• Task material:
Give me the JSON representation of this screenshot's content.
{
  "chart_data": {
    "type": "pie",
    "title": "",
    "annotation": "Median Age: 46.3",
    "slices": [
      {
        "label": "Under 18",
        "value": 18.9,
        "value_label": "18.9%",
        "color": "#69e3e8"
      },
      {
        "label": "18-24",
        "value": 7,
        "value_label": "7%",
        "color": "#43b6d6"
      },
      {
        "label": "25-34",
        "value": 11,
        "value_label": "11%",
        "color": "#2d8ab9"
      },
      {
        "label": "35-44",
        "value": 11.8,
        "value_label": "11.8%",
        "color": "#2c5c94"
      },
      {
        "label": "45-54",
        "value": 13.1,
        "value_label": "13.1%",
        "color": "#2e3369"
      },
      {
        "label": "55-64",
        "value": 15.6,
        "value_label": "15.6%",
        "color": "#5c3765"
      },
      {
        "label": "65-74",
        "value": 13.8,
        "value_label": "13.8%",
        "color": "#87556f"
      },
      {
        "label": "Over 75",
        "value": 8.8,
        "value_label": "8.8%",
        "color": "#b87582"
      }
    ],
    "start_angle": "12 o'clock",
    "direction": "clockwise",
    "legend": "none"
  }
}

• Given exercise:
Leave out every line without the string "color" and copy the rest.

• Answer to this problem:
        "color": "#69e3e8"
        "color": "#43b6d6"
        "color": "#2d8ab9"
        "color": "#2c5c94"
        "color": "#2e3369"
        "color": "#5c3765"
        "color": "#87556f"
        "color": "#b87582"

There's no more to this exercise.